_WHAT YOU ARE ASKED TO DO_
Give the number of lines holding the string "this" and nothing more.

** Start of EXTRACTED INFORMATION **

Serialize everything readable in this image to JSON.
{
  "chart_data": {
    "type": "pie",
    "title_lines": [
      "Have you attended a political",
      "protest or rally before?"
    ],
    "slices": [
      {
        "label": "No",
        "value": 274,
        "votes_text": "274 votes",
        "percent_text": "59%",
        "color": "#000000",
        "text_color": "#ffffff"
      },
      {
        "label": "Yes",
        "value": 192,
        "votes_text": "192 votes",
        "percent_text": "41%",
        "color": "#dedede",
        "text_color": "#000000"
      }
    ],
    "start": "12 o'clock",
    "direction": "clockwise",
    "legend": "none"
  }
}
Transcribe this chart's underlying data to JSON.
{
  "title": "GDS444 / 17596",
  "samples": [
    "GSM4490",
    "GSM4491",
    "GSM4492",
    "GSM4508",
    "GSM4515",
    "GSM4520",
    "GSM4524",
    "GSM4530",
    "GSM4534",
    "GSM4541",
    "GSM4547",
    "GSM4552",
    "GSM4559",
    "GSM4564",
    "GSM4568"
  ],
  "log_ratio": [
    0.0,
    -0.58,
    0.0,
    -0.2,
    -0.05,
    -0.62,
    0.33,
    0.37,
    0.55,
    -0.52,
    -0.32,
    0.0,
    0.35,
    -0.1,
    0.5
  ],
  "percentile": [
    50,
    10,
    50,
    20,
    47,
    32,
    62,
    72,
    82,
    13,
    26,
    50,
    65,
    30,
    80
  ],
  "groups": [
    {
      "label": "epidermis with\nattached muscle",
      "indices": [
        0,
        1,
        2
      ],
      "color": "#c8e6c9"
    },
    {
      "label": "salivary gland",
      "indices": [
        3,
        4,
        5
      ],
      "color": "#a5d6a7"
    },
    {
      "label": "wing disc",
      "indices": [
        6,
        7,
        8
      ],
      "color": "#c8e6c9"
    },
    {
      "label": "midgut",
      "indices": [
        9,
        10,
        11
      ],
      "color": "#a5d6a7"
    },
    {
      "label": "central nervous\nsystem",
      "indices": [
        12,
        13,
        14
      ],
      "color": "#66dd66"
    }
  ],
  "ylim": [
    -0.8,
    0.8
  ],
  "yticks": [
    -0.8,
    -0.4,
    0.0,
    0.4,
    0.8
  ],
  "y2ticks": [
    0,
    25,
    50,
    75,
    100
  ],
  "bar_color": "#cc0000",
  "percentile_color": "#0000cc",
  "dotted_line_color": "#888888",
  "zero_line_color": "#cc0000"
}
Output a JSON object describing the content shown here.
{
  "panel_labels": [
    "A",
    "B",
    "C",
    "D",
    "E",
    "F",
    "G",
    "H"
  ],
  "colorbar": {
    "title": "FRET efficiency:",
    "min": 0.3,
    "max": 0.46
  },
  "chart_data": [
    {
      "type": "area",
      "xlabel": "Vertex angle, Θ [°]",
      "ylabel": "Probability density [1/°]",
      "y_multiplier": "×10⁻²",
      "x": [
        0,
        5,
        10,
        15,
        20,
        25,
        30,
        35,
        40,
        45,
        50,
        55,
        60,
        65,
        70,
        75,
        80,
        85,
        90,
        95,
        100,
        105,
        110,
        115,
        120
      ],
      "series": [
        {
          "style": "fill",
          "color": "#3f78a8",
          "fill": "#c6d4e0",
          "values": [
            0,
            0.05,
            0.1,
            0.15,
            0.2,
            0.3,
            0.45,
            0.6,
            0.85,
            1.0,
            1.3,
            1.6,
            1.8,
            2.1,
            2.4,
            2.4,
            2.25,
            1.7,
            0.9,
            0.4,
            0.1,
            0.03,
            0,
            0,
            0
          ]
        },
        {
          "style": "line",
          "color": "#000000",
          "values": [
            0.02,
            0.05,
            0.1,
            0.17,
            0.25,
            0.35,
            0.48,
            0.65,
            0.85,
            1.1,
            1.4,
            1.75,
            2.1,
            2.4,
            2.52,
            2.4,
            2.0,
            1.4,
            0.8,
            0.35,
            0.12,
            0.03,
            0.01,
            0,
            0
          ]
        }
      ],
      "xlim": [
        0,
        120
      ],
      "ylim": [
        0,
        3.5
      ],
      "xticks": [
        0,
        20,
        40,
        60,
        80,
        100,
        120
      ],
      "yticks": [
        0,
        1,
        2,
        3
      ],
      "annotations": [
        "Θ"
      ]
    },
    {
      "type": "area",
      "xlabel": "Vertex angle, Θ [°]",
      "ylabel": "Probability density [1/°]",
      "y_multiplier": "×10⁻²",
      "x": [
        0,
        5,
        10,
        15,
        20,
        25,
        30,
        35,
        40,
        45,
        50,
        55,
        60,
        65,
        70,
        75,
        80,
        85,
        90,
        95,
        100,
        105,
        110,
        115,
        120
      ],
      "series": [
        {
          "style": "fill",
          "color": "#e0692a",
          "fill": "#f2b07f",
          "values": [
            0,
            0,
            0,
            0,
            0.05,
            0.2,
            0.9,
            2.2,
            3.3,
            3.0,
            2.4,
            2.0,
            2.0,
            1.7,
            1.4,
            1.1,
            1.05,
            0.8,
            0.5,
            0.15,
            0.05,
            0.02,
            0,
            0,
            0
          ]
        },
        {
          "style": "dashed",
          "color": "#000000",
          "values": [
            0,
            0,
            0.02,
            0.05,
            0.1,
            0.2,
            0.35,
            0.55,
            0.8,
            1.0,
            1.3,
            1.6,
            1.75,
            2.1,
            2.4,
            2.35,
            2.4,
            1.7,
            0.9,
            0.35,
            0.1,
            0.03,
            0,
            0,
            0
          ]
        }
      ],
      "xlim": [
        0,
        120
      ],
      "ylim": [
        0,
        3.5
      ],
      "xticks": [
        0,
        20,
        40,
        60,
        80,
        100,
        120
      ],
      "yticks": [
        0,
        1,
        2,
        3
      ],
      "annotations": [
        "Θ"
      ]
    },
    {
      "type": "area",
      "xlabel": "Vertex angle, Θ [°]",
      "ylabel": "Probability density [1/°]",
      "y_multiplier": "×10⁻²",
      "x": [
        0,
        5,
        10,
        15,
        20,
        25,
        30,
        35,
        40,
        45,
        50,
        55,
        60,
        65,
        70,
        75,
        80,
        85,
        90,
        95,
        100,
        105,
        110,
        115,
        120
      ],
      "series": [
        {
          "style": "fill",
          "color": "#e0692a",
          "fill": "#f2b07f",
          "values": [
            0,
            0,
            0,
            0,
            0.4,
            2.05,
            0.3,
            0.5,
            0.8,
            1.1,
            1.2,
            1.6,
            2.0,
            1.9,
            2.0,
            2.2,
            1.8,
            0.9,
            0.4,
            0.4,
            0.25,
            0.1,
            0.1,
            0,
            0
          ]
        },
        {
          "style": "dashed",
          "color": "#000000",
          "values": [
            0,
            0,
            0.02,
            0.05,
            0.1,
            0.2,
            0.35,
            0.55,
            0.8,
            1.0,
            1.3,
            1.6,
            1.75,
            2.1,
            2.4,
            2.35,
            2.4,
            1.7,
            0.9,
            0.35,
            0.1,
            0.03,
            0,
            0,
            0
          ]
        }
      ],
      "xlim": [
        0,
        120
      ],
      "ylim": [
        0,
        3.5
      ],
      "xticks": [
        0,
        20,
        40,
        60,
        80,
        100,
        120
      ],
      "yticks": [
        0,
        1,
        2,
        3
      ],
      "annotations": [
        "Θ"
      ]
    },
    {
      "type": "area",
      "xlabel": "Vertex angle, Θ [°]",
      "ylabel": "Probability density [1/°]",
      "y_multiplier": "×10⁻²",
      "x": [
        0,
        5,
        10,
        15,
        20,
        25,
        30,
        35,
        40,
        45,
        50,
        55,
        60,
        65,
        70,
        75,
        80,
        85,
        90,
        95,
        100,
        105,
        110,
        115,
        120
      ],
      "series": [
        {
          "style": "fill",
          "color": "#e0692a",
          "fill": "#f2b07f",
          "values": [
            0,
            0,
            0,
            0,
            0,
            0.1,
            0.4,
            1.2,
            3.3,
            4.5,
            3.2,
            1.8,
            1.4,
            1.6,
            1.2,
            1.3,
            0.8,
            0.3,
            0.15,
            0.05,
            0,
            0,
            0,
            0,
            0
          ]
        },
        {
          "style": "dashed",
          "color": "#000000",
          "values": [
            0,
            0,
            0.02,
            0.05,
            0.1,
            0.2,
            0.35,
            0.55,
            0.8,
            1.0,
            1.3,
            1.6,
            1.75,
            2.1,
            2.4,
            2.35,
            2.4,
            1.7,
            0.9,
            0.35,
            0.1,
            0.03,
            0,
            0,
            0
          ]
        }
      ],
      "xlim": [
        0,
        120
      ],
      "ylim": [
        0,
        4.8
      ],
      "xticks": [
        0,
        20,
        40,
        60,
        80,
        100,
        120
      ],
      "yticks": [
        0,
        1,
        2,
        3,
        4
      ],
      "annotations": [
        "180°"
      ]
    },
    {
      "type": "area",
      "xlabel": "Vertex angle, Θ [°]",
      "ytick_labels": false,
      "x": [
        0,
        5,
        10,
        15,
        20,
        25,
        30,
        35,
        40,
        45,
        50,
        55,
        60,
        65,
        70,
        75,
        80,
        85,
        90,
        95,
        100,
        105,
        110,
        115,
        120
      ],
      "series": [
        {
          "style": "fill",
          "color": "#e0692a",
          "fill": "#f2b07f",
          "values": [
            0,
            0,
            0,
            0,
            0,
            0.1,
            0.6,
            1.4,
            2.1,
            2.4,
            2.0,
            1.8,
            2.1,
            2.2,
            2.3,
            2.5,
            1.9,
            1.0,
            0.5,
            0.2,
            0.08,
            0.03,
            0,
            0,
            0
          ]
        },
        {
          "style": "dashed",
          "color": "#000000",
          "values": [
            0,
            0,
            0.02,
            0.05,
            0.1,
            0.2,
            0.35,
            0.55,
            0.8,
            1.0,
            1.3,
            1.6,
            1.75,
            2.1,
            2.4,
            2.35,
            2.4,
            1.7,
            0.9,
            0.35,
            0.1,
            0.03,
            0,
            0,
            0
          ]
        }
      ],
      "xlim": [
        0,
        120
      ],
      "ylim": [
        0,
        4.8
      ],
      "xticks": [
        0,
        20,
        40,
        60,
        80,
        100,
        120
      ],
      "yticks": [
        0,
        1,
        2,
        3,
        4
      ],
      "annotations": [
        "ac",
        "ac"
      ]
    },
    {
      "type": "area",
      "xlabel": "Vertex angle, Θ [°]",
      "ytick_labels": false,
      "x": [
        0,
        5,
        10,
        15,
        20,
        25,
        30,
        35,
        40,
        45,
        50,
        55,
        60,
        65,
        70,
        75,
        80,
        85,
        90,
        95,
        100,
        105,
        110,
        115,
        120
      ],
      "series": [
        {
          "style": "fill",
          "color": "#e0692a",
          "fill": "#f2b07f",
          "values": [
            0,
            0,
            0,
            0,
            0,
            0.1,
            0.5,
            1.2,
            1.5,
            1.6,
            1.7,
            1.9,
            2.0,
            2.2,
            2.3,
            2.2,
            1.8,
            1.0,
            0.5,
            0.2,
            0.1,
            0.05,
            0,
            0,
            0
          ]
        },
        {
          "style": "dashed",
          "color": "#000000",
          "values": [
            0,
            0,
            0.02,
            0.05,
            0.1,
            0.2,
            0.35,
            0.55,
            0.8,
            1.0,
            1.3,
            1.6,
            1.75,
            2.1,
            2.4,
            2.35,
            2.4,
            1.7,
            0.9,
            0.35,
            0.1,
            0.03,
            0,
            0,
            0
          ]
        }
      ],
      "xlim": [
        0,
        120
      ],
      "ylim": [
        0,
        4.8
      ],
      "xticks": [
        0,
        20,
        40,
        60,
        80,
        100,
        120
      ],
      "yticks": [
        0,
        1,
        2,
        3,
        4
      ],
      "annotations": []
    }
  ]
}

** End of EXTRACTED INFORMATION **

_FULL OUTPUT_
2